**Your objective**:
Below are the records. List every line holding the word "precaución".

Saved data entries

----

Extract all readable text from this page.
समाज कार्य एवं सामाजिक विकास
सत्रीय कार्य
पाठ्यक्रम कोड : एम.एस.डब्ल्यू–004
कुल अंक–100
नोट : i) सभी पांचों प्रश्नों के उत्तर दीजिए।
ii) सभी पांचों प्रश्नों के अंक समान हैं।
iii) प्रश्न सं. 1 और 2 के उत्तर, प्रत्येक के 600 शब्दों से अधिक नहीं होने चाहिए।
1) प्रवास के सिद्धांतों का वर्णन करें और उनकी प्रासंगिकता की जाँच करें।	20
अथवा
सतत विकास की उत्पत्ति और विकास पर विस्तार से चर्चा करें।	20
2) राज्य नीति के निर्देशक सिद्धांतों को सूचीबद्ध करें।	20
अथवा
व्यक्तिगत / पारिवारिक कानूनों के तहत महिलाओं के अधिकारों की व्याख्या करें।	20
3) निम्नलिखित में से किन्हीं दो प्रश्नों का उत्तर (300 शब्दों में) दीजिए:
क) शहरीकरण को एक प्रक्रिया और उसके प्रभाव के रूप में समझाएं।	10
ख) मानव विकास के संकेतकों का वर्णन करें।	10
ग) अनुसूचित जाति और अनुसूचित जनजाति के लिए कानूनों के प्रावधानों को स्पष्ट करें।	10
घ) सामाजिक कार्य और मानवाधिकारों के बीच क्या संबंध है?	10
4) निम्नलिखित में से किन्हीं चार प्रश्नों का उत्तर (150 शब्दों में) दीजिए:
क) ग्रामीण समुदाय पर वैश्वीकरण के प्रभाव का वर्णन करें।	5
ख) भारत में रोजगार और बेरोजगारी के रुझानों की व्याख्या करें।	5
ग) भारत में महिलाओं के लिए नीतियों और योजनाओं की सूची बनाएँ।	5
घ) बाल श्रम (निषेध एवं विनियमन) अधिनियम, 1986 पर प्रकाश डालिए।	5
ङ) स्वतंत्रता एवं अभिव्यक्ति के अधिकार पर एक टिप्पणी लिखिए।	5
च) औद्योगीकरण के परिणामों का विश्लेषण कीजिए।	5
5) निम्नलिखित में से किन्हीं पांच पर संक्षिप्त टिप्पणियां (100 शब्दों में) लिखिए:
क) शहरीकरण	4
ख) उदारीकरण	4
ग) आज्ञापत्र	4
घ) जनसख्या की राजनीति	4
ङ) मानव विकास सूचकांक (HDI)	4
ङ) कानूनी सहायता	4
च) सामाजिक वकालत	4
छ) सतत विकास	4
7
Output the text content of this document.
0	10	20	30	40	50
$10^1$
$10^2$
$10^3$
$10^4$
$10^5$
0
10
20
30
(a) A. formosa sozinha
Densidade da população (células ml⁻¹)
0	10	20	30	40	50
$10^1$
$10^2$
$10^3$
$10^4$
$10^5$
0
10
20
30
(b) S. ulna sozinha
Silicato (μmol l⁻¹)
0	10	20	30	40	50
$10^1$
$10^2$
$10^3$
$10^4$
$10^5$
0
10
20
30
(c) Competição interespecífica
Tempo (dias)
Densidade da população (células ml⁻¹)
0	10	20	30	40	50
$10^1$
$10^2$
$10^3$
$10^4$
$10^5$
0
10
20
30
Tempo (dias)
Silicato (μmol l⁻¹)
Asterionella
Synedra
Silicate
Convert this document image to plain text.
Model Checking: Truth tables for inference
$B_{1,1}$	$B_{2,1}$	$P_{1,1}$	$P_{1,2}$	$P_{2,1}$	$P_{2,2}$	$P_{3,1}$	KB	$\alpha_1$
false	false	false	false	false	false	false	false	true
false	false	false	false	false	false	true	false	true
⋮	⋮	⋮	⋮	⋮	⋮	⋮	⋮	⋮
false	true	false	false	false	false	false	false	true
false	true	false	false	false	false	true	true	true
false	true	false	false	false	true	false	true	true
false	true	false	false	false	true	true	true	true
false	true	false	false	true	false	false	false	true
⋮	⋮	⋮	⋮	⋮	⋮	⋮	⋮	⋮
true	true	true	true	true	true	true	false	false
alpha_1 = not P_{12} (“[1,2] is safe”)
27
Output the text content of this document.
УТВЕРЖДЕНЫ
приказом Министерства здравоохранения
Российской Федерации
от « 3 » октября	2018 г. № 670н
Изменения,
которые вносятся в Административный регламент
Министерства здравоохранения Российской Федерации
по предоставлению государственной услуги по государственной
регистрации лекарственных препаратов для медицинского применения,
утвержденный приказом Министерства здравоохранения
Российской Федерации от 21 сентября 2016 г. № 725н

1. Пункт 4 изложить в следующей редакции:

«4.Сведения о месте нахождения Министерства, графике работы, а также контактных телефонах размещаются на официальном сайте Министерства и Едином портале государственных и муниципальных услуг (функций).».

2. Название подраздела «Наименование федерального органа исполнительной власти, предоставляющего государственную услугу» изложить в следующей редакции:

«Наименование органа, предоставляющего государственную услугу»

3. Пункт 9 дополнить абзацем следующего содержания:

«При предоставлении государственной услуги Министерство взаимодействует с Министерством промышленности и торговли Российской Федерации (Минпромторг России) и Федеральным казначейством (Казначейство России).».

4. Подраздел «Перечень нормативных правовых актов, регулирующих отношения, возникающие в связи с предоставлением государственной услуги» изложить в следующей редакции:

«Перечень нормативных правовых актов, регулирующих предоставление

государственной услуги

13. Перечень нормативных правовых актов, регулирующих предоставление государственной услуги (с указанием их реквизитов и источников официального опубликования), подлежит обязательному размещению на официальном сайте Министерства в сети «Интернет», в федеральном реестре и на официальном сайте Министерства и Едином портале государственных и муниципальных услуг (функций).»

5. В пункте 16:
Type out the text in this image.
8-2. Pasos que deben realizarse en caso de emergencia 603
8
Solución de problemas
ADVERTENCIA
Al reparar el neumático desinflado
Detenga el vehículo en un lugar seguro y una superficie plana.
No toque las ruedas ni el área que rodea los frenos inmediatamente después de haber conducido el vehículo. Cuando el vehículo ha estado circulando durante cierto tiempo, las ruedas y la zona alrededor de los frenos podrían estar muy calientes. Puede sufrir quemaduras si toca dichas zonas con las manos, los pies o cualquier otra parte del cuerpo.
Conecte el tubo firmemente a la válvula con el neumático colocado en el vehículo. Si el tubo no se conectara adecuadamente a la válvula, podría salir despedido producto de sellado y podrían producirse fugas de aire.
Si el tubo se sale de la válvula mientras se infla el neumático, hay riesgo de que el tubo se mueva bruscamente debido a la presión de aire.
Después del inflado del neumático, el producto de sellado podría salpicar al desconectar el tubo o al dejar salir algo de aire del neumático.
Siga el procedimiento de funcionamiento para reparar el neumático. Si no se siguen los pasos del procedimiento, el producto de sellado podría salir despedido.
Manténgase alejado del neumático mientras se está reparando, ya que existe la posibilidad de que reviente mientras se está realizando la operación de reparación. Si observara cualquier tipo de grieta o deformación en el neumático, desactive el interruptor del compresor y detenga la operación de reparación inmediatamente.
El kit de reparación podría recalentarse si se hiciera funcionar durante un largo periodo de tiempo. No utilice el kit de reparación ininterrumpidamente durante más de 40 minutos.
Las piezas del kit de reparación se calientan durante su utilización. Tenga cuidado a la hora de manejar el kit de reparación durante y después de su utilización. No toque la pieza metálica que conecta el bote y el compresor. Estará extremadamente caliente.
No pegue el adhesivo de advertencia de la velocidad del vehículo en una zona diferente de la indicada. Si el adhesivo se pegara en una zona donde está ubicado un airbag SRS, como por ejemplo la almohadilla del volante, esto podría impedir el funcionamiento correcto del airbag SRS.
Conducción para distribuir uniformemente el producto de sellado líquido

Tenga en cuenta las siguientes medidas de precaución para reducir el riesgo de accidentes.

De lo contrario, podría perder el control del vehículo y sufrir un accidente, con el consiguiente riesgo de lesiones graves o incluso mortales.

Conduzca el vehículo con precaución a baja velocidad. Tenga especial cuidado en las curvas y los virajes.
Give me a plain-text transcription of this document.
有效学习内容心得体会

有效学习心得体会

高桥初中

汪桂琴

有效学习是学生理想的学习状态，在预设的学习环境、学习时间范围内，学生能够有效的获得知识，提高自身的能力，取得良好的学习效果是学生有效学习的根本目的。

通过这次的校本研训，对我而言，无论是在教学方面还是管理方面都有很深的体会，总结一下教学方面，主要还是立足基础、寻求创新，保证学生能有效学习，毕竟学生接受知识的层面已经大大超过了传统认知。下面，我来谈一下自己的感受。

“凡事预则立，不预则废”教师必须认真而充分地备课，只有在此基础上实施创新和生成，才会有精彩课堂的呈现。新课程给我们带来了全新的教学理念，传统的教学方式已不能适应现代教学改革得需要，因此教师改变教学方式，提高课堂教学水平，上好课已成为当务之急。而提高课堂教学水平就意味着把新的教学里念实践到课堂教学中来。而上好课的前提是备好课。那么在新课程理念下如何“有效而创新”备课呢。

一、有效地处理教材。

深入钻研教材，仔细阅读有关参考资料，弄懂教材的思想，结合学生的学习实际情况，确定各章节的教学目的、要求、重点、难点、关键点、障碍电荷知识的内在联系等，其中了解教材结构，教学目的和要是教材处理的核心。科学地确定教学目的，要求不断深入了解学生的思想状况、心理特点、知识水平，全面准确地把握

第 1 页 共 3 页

----

**Task result**:
Tenga en cuenta las siguientes medidas de precaución para reducir el riesgo de accidentes.
Conduzca el vehículo con precaución a baja velocidad. Tenga especial cuidado en las curvas y los virajes.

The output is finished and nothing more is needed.